> What is needed: Locate the lines of the listing below that hold "encoding", then copy each of them.

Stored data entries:
::::::
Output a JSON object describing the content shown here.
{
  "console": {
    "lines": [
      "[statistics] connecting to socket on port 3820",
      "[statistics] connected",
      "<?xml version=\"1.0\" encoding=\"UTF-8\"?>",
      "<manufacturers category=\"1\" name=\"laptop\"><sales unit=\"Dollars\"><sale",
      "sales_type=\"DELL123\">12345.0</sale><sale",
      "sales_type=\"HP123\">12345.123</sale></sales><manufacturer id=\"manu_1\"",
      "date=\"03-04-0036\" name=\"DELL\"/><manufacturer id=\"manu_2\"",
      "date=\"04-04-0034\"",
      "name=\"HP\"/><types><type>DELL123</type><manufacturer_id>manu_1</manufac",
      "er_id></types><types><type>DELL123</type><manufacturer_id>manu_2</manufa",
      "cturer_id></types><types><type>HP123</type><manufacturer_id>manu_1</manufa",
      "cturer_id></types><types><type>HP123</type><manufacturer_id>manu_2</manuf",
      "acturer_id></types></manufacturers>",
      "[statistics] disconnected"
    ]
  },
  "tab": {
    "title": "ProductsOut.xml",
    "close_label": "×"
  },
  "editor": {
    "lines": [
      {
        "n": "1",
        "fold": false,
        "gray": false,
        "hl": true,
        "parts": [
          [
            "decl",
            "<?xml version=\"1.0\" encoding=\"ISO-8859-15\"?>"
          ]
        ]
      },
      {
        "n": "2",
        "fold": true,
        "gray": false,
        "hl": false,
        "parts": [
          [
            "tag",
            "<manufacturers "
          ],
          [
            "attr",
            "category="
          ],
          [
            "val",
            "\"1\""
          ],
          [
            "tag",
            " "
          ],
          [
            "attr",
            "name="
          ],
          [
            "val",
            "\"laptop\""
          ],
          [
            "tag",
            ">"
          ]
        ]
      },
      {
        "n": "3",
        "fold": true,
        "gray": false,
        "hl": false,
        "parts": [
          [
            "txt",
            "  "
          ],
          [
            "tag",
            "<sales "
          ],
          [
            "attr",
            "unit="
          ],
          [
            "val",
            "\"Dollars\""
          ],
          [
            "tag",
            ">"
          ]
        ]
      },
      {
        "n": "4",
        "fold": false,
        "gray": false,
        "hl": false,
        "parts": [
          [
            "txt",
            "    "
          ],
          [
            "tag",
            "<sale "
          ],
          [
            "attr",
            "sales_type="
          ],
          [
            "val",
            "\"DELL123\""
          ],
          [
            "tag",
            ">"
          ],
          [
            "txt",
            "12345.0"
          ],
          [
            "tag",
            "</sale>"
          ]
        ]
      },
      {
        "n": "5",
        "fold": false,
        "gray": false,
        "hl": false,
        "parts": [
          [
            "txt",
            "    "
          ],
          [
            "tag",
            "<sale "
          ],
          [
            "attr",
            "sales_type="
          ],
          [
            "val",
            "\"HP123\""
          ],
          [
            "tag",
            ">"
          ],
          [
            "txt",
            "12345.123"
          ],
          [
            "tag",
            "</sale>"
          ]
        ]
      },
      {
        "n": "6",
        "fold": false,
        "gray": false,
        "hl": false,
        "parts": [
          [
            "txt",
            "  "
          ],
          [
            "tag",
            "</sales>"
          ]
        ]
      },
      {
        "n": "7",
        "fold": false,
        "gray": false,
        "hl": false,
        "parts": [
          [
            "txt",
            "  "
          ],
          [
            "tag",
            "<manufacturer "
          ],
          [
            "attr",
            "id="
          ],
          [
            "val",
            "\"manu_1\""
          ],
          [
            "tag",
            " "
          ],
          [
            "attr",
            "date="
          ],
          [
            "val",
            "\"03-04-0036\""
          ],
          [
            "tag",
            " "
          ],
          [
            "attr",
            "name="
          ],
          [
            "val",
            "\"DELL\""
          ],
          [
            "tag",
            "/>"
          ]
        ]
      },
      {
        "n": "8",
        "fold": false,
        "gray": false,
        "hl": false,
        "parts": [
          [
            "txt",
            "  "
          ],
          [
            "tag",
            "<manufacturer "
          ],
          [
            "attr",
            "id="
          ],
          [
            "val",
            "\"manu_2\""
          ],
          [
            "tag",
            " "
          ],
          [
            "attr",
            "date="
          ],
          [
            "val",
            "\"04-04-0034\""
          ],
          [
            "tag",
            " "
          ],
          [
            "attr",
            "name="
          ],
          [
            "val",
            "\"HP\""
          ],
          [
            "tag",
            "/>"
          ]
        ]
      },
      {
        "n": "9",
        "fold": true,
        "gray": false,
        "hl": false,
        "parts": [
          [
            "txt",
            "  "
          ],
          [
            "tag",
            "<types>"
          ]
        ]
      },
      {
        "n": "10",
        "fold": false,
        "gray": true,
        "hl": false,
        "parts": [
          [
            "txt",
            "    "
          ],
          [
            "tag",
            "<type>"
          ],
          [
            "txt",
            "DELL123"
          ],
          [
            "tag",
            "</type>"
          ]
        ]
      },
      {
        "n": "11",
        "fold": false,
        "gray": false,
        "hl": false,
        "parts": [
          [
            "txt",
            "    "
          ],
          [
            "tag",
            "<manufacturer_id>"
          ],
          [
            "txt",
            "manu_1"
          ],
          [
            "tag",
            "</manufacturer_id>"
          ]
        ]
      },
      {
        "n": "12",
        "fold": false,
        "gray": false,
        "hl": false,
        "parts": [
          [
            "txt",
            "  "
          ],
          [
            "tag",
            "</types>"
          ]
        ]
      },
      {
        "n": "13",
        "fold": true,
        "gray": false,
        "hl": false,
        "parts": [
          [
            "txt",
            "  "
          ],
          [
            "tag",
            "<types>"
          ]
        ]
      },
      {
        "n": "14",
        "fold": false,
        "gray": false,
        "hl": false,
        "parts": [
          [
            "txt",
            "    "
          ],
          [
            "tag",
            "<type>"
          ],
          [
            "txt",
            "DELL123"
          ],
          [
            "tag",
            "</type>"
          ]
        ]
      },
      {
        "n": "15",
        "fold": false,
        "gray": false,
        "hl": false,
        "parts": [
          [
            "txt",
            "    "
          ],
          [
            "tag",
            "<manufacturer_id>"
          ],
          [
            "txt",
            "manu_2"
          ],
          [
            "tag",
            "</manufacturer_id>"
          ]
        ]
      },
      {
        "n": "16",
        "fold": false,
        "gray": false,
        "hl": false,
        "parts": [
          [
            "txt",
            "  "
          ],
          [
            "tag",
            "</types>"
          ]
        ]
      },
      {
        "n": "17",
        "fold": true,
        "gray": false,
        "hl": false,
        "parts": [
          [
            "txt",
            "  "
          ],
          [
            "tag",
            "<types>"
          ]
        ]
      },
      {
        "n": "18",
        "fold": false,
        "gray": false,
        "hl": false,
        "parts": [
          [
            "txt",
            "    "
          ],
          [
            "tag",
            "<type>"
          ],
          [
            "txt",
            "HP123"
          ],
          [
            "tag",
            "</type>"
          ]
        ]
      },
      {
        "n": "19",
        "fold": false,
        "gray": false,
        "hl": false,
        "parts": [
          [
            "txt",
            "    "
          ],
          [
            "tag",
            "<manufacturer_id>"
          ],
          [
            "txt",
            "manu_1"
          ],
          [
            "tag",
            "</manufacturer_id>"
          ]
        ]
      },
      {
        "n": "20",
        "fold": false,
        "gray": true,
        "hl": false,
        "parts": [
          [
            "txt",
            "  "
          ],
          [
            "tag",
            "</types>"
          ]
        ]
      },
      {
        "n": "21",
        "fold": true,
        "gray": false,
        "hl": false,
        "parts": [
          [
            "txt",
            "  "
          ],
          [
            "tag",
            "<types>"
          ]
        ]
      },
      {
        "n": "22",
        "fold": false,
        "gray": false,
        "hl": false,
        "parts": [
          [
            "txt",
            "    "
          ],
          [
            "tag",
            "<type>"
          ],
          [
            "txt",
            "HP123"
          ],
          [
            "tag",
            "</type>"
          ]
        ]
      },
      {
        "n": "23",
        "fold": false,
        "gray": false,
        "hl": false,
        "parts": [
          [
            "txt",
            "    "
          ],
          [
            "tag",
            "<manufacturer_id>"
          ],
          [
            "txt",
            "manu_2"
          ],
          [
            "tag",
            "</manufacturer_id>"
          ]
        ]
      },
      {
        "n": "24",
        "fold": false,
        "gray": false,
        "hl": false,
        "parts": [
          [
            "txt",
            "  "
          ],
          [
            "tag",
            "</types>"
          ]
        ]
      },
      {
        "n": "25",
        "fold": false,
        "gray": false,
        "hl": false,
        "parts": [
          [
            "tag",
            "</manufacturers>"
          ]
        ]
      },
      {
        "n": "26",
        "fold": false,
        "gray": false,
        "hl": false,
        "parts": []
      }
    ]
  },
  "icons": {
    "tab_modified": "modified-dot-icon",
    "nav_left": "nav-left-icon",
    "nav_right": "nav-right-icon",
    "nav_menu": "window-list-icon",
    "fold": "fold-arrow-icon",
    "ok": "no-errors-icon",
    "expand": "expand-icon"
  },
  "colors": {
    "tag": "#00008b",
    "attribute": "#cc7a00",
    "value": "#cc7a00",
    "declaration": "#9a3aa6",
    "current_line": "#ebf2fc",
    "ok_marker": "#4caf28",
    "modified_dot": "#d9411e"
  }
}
::::::
> Response for this exercise:
      "<?xml version=\"1.0\" encoding=\"UTF-8\"?>",
            "<?xml version=\"1.0\" encoding=\"ISO-8859-15\"?>"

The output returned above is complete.